Given instruction: Find how many lines hold the word "time". Give only the number.
--- Begin ---
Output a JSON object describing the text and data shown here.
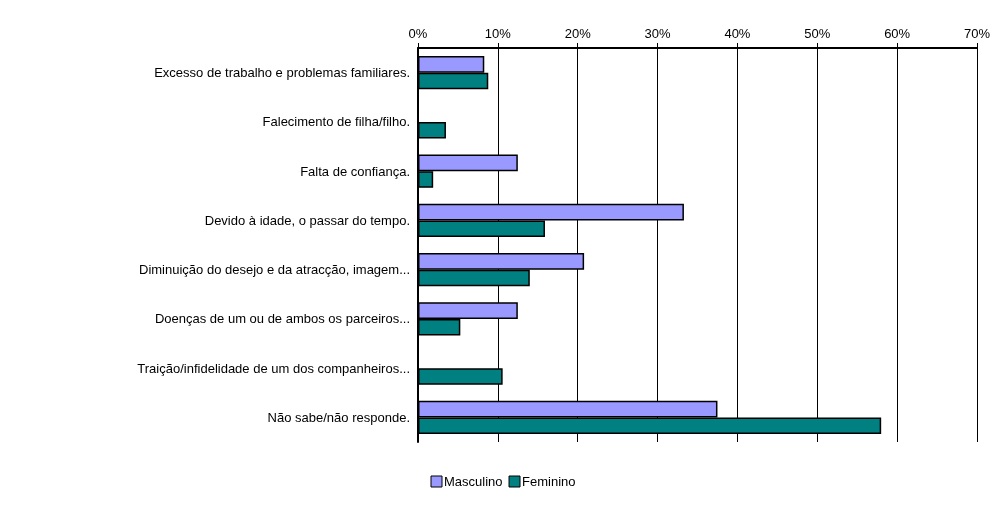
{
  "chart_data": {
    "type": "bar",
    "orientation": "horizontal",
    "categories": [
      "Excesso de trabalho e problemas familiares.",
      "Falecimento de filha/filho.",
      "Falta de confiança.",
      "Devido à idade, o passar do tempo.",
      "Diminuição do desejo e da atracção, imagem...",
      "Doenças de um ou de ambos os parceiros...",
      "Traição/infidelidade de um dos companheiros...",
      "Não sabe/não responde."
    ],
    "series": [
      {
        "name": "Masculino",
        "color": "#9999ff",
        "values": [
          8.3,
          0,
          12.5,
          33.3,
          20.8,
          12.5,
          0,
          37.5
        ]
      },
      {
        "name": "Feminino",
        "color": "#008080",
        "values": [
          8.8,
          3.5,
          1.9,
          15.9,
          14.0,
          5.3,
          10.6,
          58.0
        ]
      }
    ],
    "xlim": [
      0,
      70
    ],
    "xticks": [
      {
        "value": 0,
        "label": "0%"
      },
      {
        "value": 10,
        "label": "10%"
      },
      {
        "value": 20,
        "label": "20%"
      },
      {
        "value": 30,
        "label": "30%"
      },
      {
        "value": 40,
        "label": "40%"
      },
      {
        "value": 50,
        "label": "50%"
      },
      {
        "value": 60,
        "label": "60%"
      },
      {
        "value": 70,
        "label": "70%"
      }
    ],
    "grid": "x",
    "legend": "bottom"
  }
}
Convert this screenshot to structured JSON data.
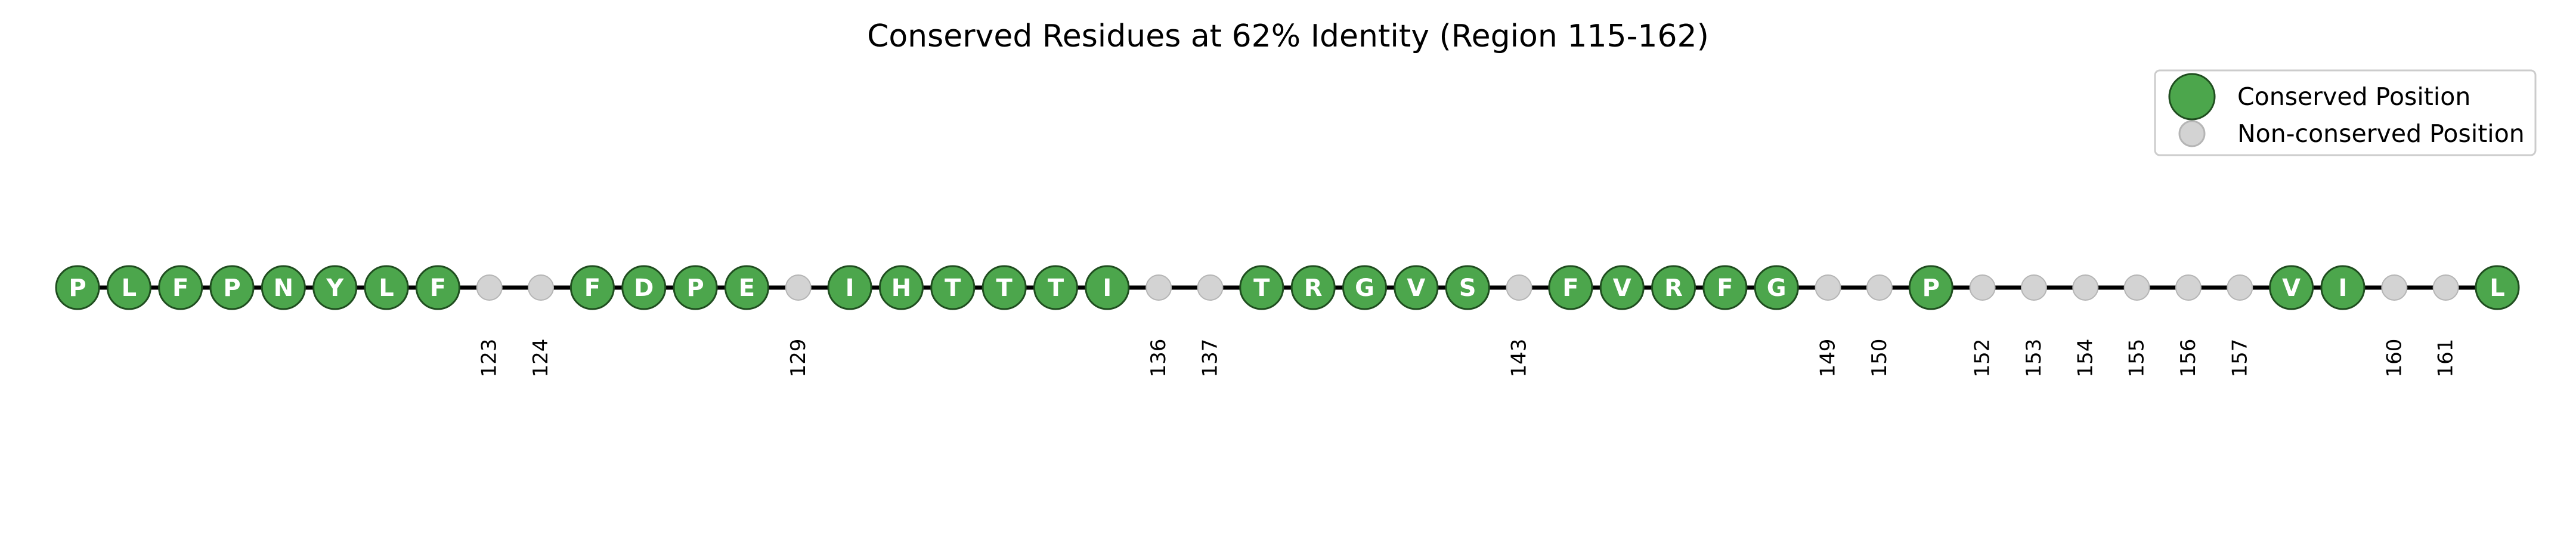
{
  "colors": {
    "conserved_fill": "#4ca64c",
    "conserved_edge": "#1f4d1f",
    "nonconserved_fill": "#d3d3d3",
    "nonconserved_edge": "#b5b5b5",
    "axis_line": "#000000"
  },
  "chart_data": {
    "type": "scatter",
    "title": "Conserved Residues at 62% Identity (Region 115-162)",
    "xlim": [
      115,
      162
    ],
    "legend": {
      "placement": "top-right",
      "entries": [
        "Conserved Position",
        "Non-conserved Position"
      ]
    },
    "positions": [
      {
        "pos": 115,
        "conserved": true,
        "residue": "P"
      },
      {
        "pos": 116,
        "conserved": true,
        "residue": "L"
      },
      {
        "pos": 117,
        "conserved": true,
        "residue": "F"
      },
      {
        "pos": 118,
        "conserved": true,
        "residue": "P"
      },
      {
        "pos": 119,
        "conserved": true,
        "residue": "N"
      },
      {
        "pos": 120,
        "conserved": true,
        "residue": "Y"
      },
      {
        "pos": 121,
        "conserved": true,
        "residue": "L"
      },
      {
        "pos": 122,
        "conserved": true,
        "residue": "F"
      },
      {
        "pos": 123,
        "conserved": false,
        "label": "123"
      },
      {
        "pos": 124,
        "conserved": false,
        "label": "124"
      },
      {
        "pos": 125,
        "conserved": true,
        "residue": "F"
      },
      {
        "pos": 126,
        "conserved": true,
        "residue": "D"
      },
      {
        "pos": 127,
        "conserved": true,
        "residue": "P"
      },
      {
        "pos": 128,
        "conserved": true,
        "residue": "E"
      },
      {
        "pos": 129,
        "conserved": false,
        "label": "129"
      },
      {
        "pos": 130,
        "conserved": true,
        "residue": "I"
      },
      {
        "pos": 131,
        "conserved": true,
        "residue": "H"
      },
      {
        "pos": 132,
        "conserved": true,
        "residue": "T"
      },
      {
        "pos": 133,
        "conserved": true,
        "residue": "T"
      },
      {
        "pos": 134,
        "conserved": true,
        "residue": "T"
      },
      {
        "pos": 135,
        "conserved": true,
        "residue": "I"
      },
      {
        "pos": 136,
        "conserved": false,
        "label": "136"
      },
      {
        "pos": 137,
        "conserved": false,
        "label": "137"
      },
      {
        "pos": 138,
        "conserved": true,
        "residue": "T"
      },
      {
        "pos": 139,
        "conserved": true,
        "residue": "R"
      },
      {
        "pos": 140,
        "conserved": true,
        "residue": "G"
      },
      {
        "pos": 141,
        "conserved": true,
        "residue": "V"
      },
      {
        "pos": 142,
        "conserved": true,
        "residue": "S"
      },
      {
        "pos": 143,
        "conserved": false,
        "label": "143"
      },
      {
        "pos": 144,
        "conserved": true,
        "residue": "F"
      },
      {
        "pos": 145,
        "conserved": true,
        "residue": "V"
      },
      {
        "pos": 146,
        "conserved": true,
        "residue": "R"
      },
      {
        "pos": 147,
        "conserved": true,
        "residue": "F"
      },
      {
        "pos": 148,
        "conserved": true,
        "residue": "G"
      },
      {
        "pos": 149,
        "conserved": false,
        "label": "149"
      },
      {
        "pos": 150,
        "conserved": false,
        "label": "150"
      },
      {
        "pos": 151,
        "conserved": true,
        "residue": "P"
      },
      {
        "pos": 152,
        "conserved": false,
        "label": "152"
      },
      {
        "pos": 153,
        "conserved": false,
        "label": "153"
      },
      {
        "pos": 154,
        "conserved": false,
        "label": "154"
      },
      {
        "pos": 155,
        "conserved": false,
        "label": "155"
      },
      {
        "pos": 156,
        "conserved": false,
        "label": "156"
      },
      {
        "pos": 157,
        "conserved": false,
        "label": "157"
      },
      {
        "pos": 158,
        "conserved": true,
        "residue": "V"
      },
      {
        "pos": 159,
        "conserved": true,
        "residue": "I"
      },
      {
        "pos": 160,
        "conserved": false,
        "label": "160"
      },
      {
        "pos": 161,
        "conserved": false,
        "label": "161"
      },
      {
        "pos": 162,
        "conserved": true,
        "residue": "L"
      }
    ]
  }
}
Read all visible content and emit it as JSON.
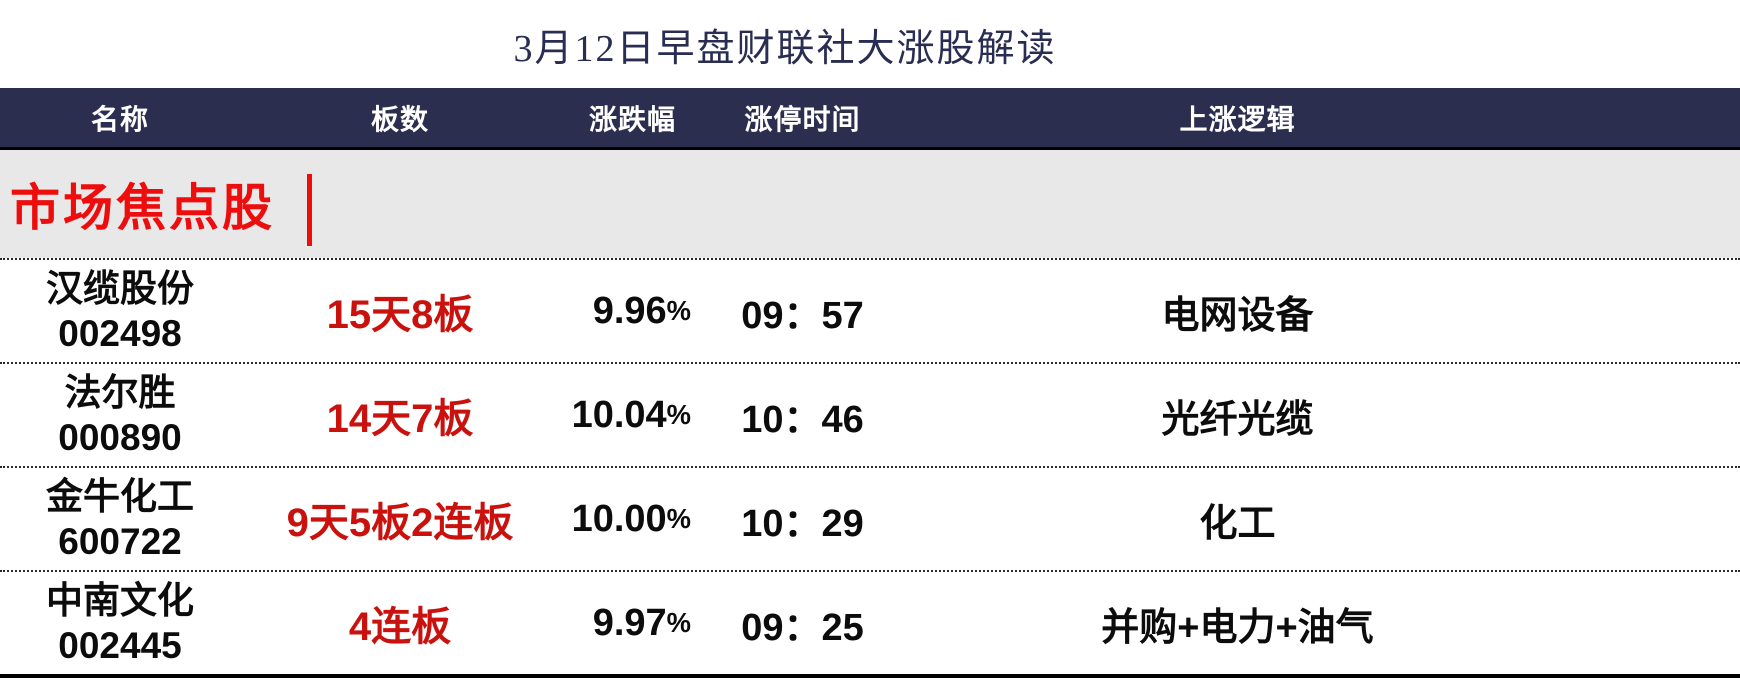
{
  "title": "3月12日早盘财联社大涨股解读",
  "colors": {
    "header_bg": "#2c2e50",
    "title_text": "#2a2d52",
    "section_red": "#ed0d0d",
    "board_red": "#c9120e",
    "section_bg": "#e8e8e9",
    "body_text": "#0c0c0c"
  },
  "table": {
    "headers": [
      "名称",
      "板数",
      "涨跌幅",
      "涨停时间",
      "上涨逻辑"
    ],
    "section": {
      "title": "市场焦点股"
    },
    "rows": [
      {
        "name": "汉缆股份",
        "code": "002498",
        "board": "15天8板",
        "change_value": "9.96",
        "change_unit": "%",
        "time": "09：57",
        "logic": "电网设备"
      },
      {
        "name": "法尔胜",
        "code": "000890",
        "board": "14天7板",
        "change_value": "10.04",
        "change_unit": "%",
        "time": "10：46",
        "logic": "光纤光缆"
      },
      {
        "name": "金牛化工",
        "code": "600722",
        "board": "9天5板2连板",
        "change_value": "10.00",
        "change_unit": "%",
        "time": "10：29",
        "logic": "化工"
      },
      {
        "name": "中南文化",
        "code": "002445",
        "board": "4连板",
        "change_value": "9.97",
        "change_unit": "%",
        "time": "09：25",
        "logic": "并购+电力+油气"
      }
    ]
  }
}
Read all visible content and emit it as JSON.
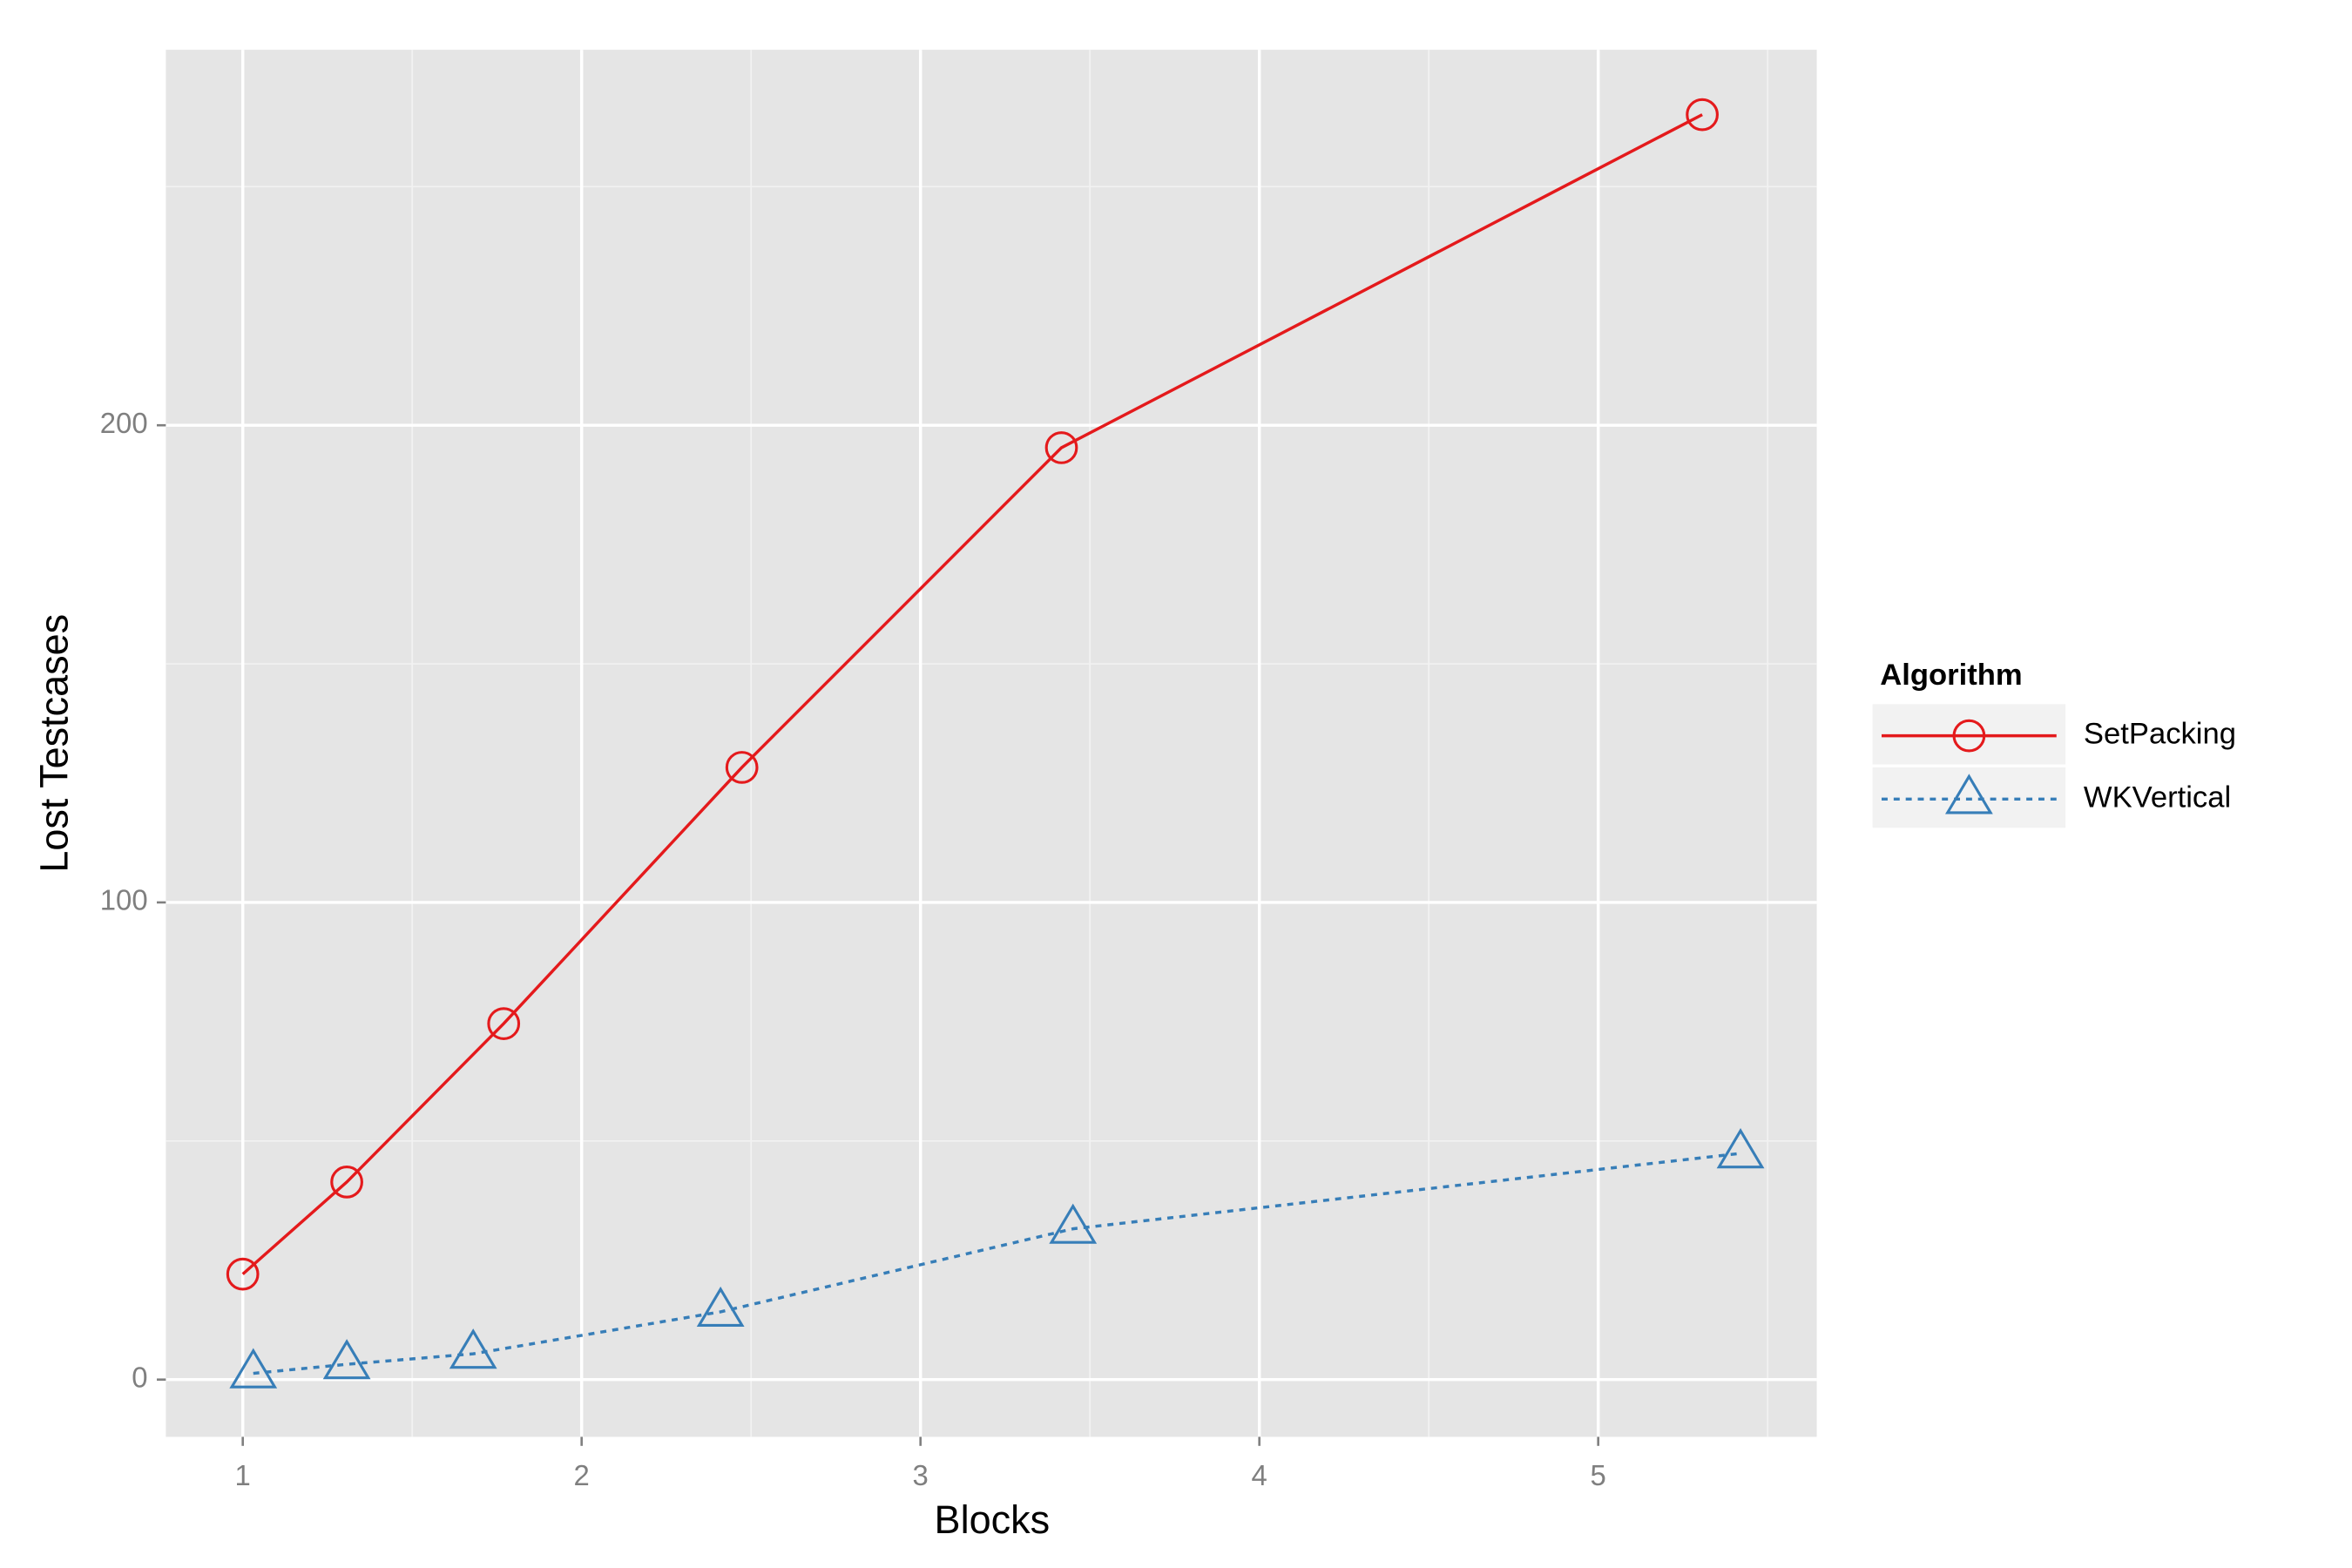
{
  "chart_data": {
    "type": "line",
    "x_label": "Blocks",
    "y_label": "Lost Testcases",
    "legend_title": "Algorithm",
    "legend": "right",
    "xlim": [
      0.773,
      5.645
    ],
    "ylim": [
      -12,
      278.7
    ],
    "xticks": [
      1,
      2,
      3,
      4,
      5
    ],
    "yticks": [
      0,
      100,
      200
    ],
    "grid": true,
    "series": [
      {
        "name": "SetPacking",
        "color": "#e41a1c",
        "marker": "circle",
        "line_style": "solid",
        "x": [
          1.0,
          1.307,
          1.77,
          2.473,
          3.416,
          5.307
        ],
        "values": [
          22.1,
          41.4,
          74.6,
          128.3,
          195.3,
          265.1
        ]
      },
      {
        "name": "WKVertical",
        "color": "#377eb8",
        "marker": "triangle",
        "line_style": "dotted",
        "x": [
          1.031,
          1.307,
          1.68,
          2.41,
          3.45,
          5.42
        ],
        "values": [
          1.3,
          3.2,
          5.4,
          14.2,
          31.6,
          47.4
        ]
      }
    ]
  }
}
--- End ---
Solved exercise: 4